### WORK TO COMPLETE
Each line that includes "target" counts once; give the total and nothing besides.

-- begin --

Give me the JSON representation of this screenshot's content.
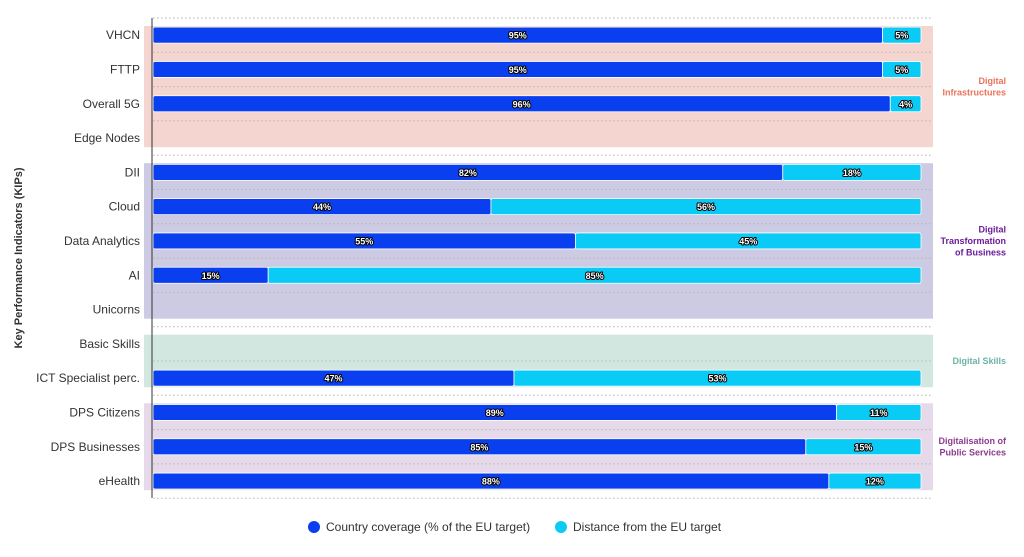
{
  "chart_data": {
    "type": "bar",
    "orientation": "horizontal",
    "stacked": true,
    "ylabel": "Key Performance Indicators (KIPs)",
    "xlim": [
      0,
      100
    ],
    "categories": [
      "VHCN",
      "FTTP",
      "Overall 5G",
      "Edge Nodes",
      "DII",
      "Cloud",
      "Data Analytics",
      "AI",
      "Unicorns",
      "Basic Skills",
      "ICT Specialist perc.",
      "DPS Citizens",
      "DPS Businesses",
      "eHealth"
    ],
    "series": [
      {
        "name": "Country coverage (% of the EU target)",
        "color": "#0a3ff0",
        "values": [
          95,
          95,
          96,
          null,
          82,
          44,
          55,
          15,
          null,
          null,
          47,
          89,
          85,
          88
        ],
        "labels": [
          "95%",
          "95%",
          "96%",
          "",
          "82%",
          "44%",
          "55%",
          "15%",
          "",
          "",
          "47%",
          "89%",
          "85%",
          "88%"
        ]
      },
      {
        "name": "Distance from the EU target",
        "color": "#0acbf5",
        "values": [
          5,
          5,
          4,
          null,
          18,
          56,
          45,
          85,
          null,
          null,
          53,
          11,
          15,
          12
        ],
        "labels": [
          "5%",
          "5%",
          "4%",
          "",
          "18%",
          "56%",
          "45%",
          "85%",
          "",
          "",
          "53%",
          "11%",
          "15%",
          "12%"
        ]
      }
    ],
    "groups": [
      {
        "lines": [
          "Digital",
          "Infrastructures"
        ],
        "start": 0,
        "end": 3,
        "bg": "#f5d5cf",
        "text_color": "#e8735a"
      },
      {
        "lines": [
          "Digital",
          "Transformation",
          "of Business"
        ],
        "start": 4,
        "end": 8,
        "bg": "#cdcbe3",
        "text_color": "#6a1b9a"
      },
      {
        "lines": [
          "Digital Skills"
        ],
        "start": 9,
        "end": 10,
        "bg": "#d3e7e1",
        "text_color": "#6cb3a5"
      },
      {
        "lines": [
          "Digitalisation of",
          "Public Services"
        ],
        "start": 11,
        "end": 13,
        "bg": "#e6d9ea",
        "text_color": "#8e3a8f"
      }
    ],
    "legend_position": "bottom-center",
    "grid": false
  }
}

-- end --

### TASK OUTPUT
2